Direction: Set down the line that contains "OCR this image." and every line after it to the end of the entries, exactly as they stand and nothing more.

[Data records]
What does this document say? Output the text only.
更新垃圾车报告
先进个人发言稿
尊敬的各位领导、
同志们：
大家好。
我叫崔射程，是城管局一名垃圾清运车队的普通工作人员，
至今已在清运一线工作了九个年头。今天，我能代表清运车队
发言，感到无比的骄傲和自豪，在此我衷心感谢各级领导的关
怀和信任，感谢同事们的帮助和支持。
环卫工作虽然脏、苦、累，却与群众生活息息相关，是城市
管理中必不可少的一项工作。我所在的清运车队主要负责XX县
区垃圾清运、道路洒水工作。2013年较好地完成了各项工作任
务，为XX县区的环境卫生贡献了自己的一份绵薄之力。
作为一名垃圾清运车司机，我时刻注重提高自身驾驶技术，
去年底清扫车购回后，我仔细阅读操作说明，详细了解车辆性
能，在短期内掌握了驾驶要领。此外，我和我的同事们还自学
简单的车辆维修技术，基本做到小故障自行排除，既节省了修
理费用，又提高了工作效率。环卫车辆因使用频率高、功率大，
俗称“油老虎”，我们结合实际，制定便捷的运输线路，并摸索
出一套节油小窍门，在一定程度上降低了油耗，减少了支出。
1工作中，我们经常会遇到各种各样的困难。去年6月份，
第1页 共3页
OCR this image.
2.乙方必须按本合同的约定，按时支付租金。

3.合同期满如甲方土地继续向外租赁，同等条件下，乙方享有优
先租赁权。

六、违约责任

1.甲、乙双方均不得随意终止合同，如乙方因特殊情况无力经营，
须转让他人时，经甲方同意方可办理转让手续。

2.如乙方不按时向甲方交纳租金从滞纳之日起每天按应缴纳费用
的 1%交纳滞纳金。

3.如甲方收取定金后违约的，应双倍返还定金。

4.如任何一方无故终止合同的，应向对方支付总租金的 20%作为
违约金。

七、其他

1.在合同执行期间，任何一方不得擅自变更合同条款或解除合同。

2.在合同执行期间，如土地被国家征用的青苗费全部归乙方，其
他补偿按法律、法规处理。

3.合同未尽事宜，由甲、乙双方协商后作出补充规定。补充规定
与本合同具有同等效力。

Solution to this exercise:
OCR this image.
2.乙方必须按本合同的约定，按时支付租金。

3.合同期满如甲方土地继续向外租赁，同等条件下，乙方享有优
先租赁权。

六、违约责任

1.甲、乙双方均不得随意终止合同，如乙方因特殊情况无力经营，
须转让他人时，经甲方同意方可办理转让手续。

2.如乙方不按时向甲方交纳租金从滞纳之日起每天按应缴纳费用
的 1%交纳滞纳金。

3.如甲方收取定金后违约的，应双倍返还定金。

4.如任何一方无故终止合同的，应向对方支付总租金的 20%作为
违约金。

七、其他

1.在合同执行期间，任何一方不得擅自变更合同条款或解除合同。

2.在合同执行期间，如土地被国家征用的青苗费全部归乙方，其
他补偿按法律、法规处理。

3.合同未尽事宜，由甲、乙双方协商后作出补充规定。补充规定
与本合同具有同等效力。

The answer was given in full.